[Stored records]
+---+
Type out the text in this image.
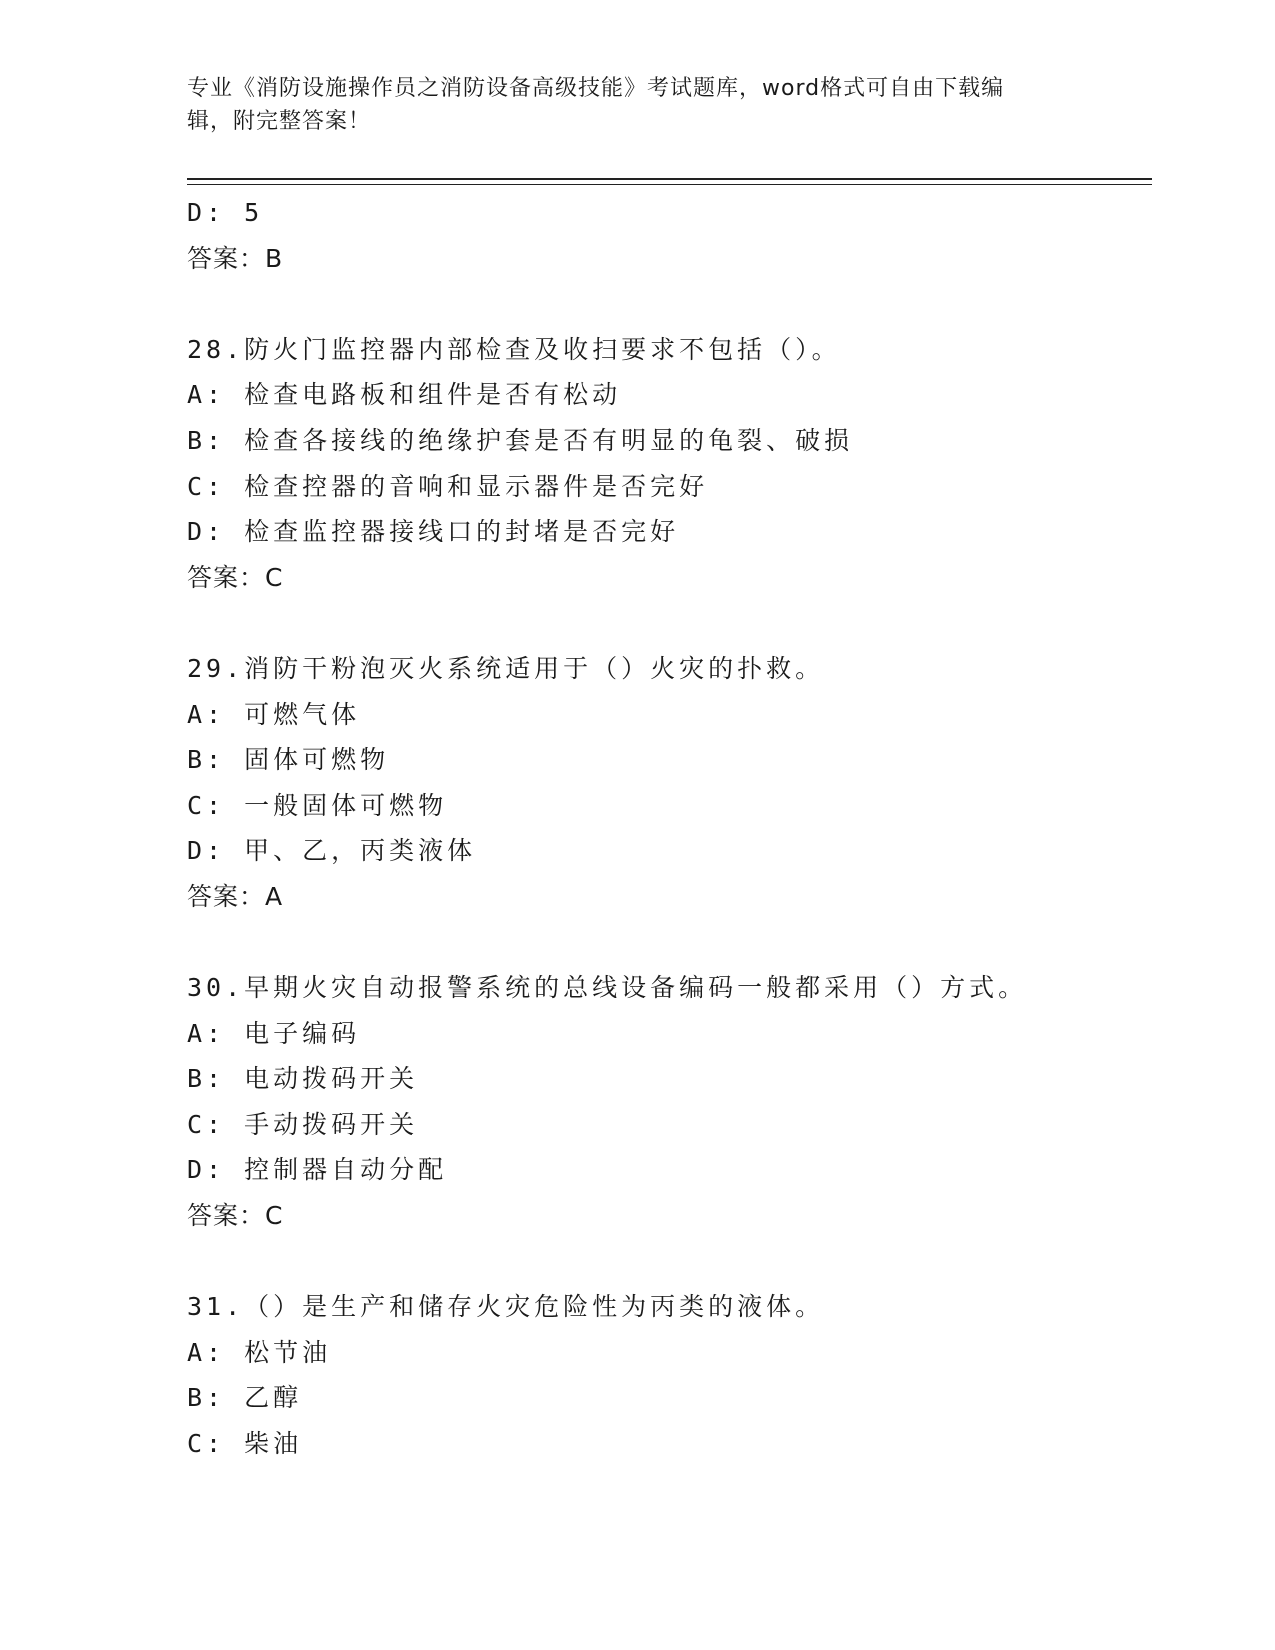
专业《消防设施操作员之消防设备高级技能》考试题库，word格式可自由下载编
辑，附完整答案！
D: 5
答案：B
28.防火门监控器内部检查及收扫要求不包括（）。
A: 检查电路板和组件是否有松动
B: 检查各接线的绝缘护套是否有明显的龟裂、破损
C: 检查控器的音响和显示器件是否完好
D: 检查监控器接线口的封堵是否完好
答案：C
29.消防干粉泡灭火系统适用于（）火灾的扑救。
A: 可燃气体
B: 固体可燃物
C: 一般固体可燃物
D: 甲、乙，丙类液体
答案：A
30.早期火灾自动报警系统的总线设备编码一般都采用（）方式。
A: 电子编码
B: 电动拨码开关
C: 手动拨码开关
D: 控制器自动分配
答案：C
31.（）是生产和储存火灾危险性为丙类的液体。
A: 松节油
B: 乙醇
C: 柴油
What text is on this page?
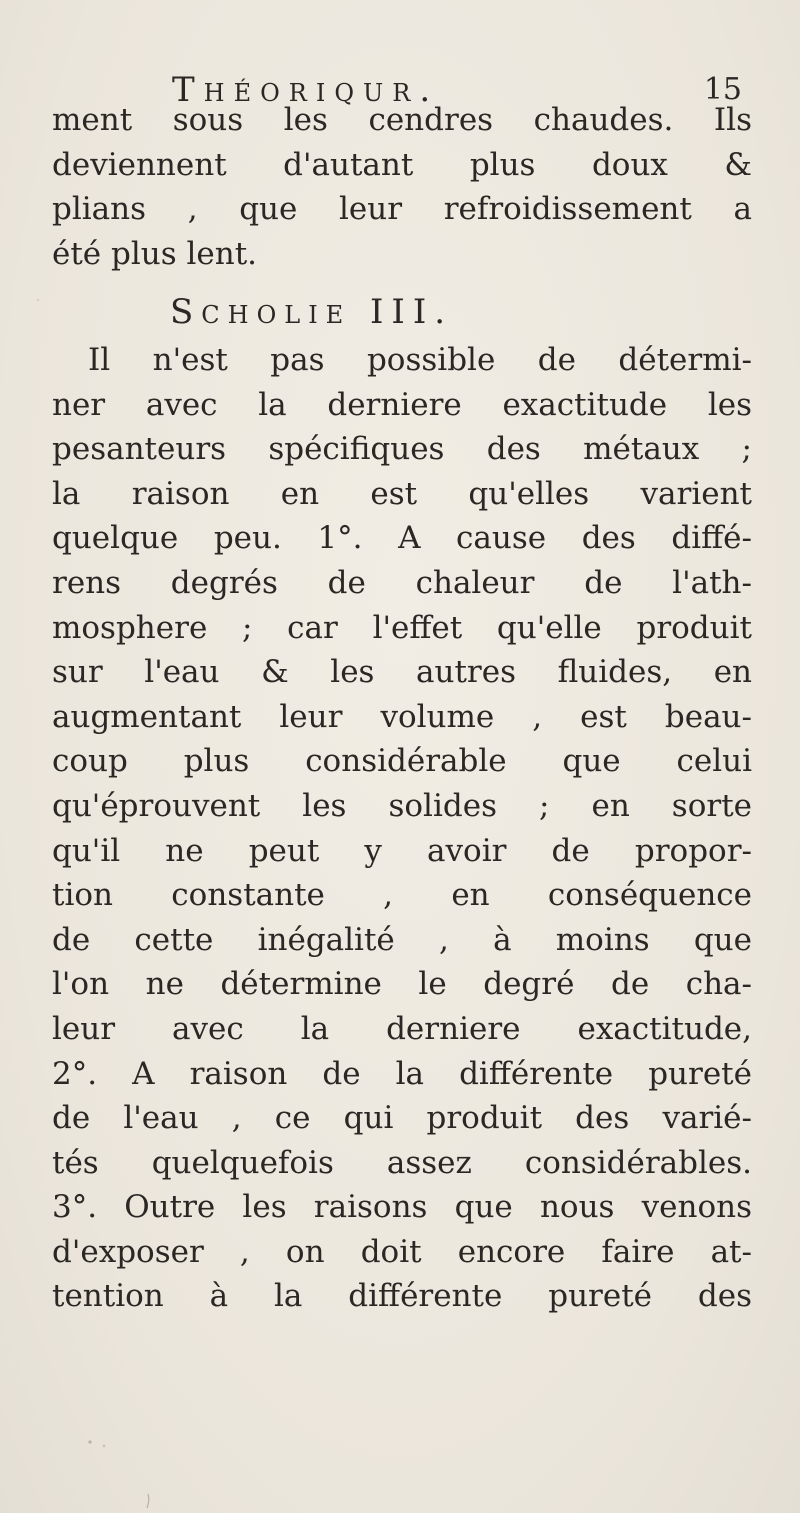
Théoriqur.	15
ment sous les cendres chaudes. Ils
deviennent d'autant plus doux &
plians , que leur refroidissement a
été plus lent.
Scholie III.
Il n'est pas possible de détermi-
ner avec la derniere exactitude les
pesanteurs spécifiques des métaux ;
la raison en est qu'elles varient
quelque peu. 1°. A cause des diffé-
rens degrés de chaleur de l'ath-
mosphere ; car l'effet qu'elle produit
sur l'eau & les autres fluides, en
augmentant leur volume , est beau-
coup plus considérable que celui
qu'éprouvent les solides ; en sorte
qu'il ne peut y avoir de propor-
tion constante , en conséquence
de cette inégalité , à moins que
l'on ne détermine le degré de cha-
leur avec la derniere exactitude,
2°. A raison de la différente pureté
de l'eau , ce qui produit des varié-
tés quelquefois assez considérables.
3°. Outre les raisons que nous venons
d'exposer , on doit encore faire at-
tention à la différente pureté des
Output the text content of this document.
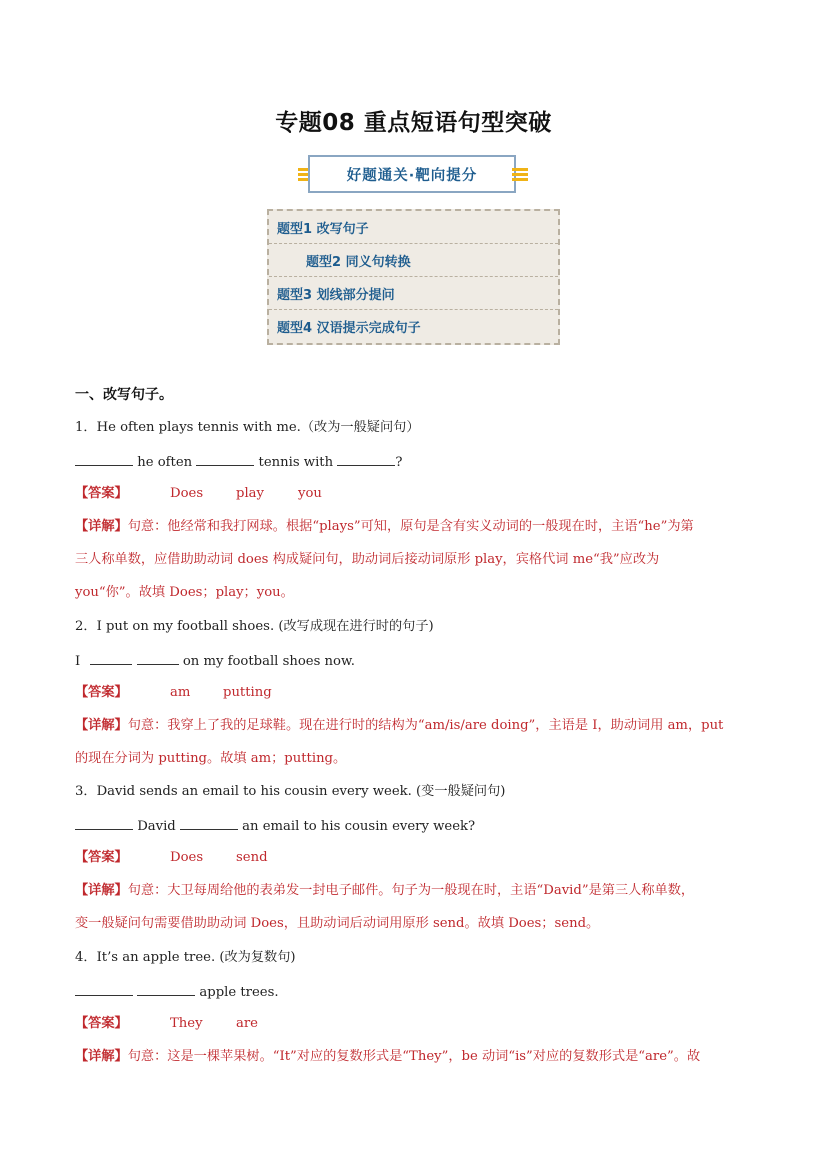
专题08 重点短语句型突破
好题通关·靶向提分
题型1 改写句子
题型2 同义句转换
题型3 划线部分提问
题型4 汉语提示完成句子
一、改写句子。
1．He often plays tennis with me.（改为一般疑问句）
he often	tennis with	?
【答案】	Does play	you
【详解】句意：他经常和我打网球。根据“plays”可知，原句是含有实义动词的一般现在时，主语“he”为第
三人称单数，应借助助动词 does 构成疑问句，助动词后接动词原形 play，宾格代词 me“我”应改为
you“你”。故填 Does；play；you。
2．I put on my football shoes. (改写成现在进行时的句子)
I	on my football shoes now.
【答案】	am putting
【详解】句意：我穿上了我的足球鞋。现在进行时的结构为“am/is/are doing”，主语是 I，助动词用 am，put
的现在分词为 putting。故填 am；putting。
3．David sends an email to his cousin every week. (变一般疑问句)
David	an email to his cousin every week?
【答案】	Does send
【详解】句意：大卫每周给他的表弟发一封电子邮件。句子为一般现在时，主语“David”是第三人称单数，
变一般疑问句需要借助助动词 Does，且助动词后动词用原形 send。故填 Does；send。
4．It’s an apple tree. (改为复数句)
apple trees.
【答案】	They	are
【详解】句意：这是一棵苹果树。“It”对应的复数形式是“They”，be 动词“is”对应的复数形式是“are”。故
+---+
All lines from the one containing "Output the text content of this document." through the end of the data are to be written out exactly, with nothing added; skip the pictures.

Output the text content of this document.
专题08 重点短语句型突破
好题通关·靶向提分
题型1 改写句子
题型2 同义句转换
题型3 划线部分提问
题型4 汉语提示完成句子
一、改写句子。
1．He often plays tennis with me.（改为一般疑问句）
he often	tennis with	?
【答案】	Does play	you
【详解】句意：他经常和我打网球。根据“plays”可知，原句是含有实义动词的一般现在时，主语“he”为第
三人称单数，应借助助动词 does 构成疑问句，助动词后接动词原形 play，宾格代词 me“我”应改为
you“你”。故填 Does；play；you。
2．I put on my football shoes. (改写成现在进行时的句子)
I	on my football shoes now.
【答案】	am putting
【详解】句意：我穿上了我的足球鞋。现在进行时的结构为“am/is/are doing”，主语是 I，助动词用 am，put
的现在分词为 putting。故填 am；putting。
3．David sends an email to his cousin every week. (变一般疑问句)
David	an email to his cousin every week?
【答案】	Does send
【详解】句意：大卫每周给他的表弟发一封电子邮件。句子为一般现在时，主语“David”是第三人称单数，
变一般疑问句需要借助助动词 Does，且助动词后动词用原形 send。故填 Does；send。
4．It’s an apple tree. (改为复数句)
apple trees.
【答案】	They	are
【详解】句意：这是一棵苹果树。“It”对应的复数形式是“They”，be 动词“is”对应的复数形式是“are”。故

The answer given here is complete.